■ TO BE DONE: Would you transcribe the whole listing exactly, minus its pictures?

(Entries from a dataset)
********

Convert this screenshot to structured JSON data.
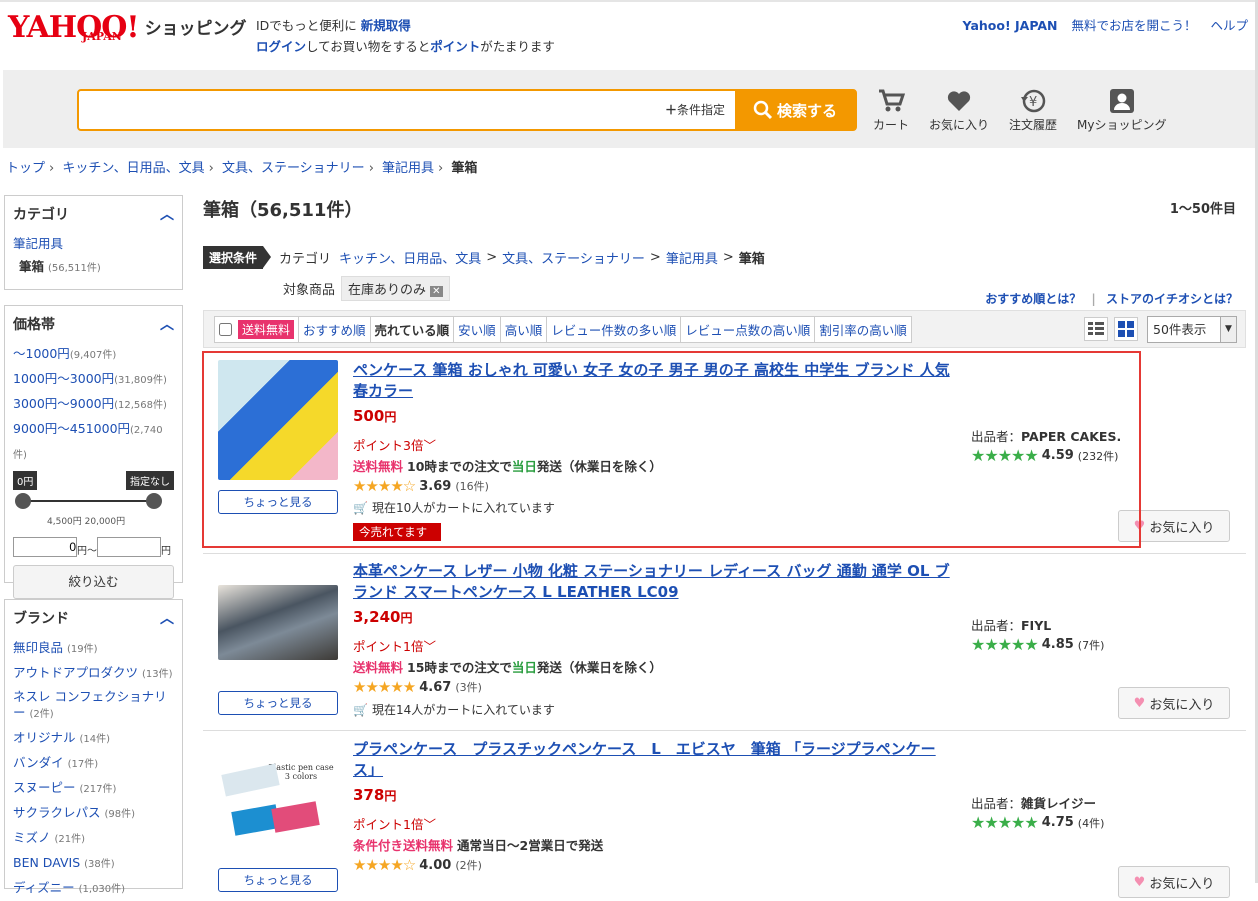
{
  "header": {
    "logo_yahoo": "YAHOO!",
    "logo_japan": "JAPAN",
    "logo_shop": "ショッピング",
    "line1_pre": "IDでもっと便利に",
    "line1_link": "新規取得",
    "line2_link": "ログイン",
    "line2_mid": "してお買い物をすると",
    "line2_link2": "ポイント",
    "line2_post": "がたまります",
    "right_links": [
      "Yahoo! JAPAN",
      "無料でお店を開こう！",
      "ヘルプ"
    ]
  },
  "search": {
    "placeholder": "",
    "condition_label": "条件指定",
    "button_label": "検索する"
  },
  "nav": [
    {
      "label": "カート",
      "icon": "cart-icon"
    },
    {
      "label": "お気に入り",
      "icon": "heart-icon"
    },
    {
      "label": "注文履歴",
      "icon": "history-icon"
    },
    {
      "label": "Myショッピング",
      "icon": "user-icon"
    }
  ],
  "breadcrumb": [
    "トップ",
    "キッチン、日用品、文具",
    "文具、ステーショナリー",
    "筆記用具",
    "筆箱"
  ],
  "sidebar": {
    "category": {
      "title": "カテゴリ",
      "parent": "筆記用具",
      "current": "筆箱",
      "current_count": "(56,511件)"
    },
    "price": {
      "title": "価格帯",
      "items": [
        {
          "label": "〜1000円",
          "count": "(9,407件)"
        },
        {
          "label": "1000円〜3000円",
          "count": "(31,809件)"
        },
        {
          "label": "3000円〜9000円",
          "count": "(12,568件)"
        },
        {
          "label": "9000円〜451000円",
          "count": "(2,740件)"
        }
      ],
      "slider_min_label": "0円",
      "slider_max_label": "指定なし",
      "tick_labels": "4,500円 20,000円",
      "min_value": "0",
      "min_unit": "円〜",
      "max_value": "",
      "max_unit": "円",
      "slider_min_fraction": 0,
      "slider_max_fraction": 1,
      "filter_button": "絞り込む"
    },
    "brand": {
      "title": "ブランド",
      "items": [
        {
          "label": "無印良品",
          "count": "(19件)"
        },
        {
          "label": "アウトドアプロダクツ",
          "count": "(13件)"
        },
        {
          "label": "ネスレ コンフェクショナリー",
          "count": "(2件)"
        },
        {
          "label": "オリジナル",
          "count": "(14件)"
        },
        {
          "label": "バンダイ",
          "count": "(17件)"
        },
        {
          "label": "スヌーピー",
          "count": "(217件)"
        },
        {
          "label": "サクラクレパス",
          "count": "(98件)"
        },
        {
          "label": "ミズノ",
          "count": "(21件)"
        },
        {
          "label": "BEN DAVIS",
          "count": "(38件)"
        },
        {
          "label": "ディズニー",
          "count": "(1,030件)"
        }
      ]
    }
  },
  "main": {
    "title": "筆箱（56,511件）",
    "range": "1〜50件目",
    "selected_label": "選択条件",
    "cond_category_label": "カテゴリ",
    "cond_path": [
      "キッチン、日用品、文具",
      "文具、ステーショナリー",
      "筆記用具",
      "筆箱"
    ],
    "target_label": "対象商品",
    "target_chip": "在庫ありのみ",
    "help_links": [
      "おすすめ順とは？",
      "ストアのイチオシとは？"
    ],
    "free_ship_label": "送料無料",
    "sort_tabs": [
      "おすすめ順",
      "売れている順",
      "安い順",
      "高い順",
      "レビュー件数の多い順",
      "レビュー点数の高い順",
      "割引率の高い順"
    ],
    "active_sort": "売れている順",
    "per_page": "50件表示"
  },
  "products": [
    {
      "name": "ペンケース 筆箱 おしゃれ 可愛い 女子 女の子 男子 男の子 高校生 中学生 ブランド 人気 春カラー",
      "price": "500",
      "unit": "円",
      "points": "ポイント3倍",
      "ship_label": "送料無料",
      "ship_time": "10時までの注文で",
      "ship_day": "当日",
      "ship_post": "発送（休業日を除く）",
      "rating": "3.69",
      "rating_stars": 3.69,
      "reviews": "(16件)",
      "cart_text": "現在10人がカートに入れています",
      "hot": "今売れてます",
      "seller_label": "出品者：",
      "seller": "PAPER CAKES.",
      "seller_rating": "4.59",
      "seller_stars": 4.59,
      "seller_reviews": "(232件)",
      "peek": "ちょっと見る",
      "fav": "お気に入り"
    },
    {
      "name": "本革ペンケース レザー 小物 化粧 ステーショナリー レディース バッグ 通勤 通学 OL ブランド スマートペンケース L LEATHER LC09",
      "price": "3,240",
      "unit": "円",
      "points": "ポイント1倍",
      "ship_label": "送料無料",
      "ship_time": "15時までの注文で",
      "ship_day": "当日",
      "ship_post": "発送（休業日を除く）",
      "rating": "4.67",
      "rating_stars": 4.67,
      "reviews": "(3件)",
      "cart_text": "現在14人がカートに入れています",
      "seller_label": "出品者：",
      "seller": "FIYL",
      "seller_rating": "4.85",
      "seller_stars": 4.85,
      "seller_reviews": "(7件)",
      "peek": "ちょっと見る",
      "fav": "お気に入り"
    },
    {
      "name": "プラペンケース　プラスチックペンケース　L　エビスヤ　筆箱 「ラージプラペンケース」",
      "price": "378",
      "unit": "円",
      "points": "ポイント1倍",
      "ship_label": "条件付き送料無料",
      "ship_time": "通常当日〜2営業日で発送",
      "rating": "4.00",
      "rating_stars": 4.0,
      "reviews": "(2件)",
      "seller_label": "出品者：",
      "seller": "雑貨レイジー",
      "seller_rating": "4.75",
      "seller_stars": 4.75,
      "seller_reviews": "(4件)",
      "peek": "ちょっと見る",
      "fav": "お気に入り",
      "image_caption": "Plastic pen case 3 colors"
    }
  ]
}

********

■ SOLUTION FOR THIS TASK:
Convert this screenshot to structured JSON data.
{
  "header": {
    "logo_yahoo": "YAHOO!",
    "logo_japan": "JAPAN",
    "logo_shop": "ショッピング",
    "line1_pre": "IDでもっと便利に",
    "line1_link": "新規取得",
    "line2_link": "ログイン",
    "line2_mid": "してお買い物をすると",
    "line2_link2": "ポイント",
    "line2_post": "がたまります",
    "right_links": [
      "Yahoo! JAPAN",
      "無料でお店を開こう！",
      "ヘルプ"
    ]
  },
  "search": {
    "placeholder": "",
    "condition_label": "条件指定",
    "button_label": "検索する"
  },
  "nav": [
    {
      "label": "カート",
      "icon": "cart-icon"
    },
    {
      "label": "お気に入り",
      "icon": "heart-icon"
    },
    {
      "label": "注文履歴",
      "icon": "history-icon"
    },
    {
      "label": "Myショッピング",
      "icon": "user-icon"
    }
  ],
  "breadcrumb": [
    "トップ",
    "キッチン、日用品、文具",
    "文具、ステーショナリー",
    "筆記用具",
    "筆箱"
  ],
  "sidebar": {
    "category": {
      "title": "カテゴリ",
      "parent": "筆記用具",
      "current": "筆箱",
      "current_count": "(56,511件)"
    },
    "price": {
      "title": "価格帯",
      "items": [
        {
          "label": "〜1000円",
          "count": "(9,407件)"
        },
        {
          "label": "1000円〜3000円",
          "count": "(31,809件)"
        },
        {
          "label": "3000円〜9000円",
          "count": "(12,568件)"
        },
        {
          "label": "9000円〜451000円",
          "count": "(2,740件)"
        }
      ],
      "slider_min_label": "0円",
      "slider_max_label": "指定なし",
      "tick_labels": "4,500円 20,000円",
      "min_value": "0",
      "min_unit": "円〜",
      "max_value": "",
      "max_unit": "円",
      "slider_min_fraction": 0,
      "slider_max_fraction": 1,
      "filter_button": "絞り込む"
    },
    "brand": {
      "title": "ブランド",
      "items": [
        {
          "label": "無印良品",
          "count": "(19件)"
        },
        {
          "label": "アウトドアプロダクツ",
          "count": "(13件)"
        },
        {
          "label": "ネスレ コンフェクショナリー",
          "count": "(2件)"
        },
        {
          "label": "オリジナル",
          "count": "(14件)"
        },
        {
          "label": "バンダイ",
          "count": "(17件)"
        },
        {
          "label": "スヌーピー",
          "count": "(217件)"
        },
        {
          "label": "サクラクレパス",
          "count": "(98件)"
        },
        {
          "label": "ミズノ",
          "count": "(21件)"
        },
        {
          "label": "BEN DAVIS",
          "count": "(38件)"
        },
        {
          "label": "ディズニー",
          "count": "(1,030件)"
        }
      ]
    }
  },
  "main": {
    "title": "筆箱（56,511件）",
    "range": "1〜50件目",
    "selected_label": "選択条件",
    "cond_category_label": "カテゴリ",
    "cond_path": [
      "キッチン、日用品、文具",
      "文具、ステーショナリー",
      "筆記用具",
      "筆箱"
    ],
    "target_label": "対象商品",
    "target_chip": "在庫ありのみ",
    "help_links": [
      "おすすめ順とは？",
      "ストアのイチオシとは？"
    ],
    "free_ship_label": "送料無料",
    "sort_tabs": [
      "おすすめ順",
      "売れている順",
      "安い順",
      "高い順",
      "レビュー件数の多い順",
      "レビュー点数の高い順",
      "割引率の高い順"
    ],
    "active_sort": "売れている順",
    "per_page": "50件表示"
  },
  "products": [
    {
      "name": "ペンケース 筆箱 おしゃれ 可愛い 女子 女の子 男子 男の子 高校生 中学生 ブランド 人気 春カラー",
      "price": "500",
      "unit": "円",
      "points": "ポイント3倍",
      "ship_label": "送料無料",
      "ship_time": "10時までの注文で",
      "ship_day": "当日",
      "ship_post": "発送（休業日を除く）",
      "rating": "3.69",
      "rating_stars": 3.69,
      "reviews": "(16件)",
      "cart_text": "現在10人がカートに入れています",
      "hot": "今売れてます",
      "seller_label": "出品者：",
      "seller": "PAPER CAKES.",
      "seller_rating": "4.59",
      "seller_stars": 4.59,
      "seller_reviews": "(232件)",
      "peek": "ちょっと見る",
      "fav": "お気に入り"
    },
    {
      "name": "本革ペンケース レザー 小物 化粧 ステーショナリー レディース バッグ 通勤 通学 OL ブランド スマートペンケース L LEATHER LC09",
      "price": "3,240",
      "unit": "円",
      "points": "ポイント1倍",
      "ship_label": "送料無料",
      "ship_time": "15時までの注文で",
      "ship_day": "当日",
      "ship_post": "発送（休業日を除く）",
      "rating": "4.67",
      "rating_stars": 4.67,
      "reviews": "(3件)",
      "cart_text": "現在14人がカートに入れています",
      "seller_label": "出品者：",
      "seller": "FIYL",
      "seller_rating": "4.85",
      "seller_stars": 4.85,
      "seller_reviews": "(7件)",
      "peek": "ちょっと見る",
      "fav": "お気に入り"
    },
    {
      "name": "プラペンケース　プラスチックペンケース　L　エビスヤ　筆箱 「ラージプラペンケース」",
      "price": "378",
      "unit": "円",
      "points": "ポイント1倍",
      "ship_label": "条件付き送料無料",
      "ship_time": "通常当日〜2営業日で発送",
      "rating": "4.00",
      "rating_stars": 4.0,
      "reviews": "(2件)",
      "seller_label": "出品者：",
      "seller": "雑貨レイジー",
      "seller_rating": "4.75",
      "seller_stars": 4.75,
      "seller_reviews": "(4件)",
      "peek": "ちょっと見る",
      "fav": "お気に入り",
      "image_caption": "Plastic pen case 3 colors"
    }
  ]
}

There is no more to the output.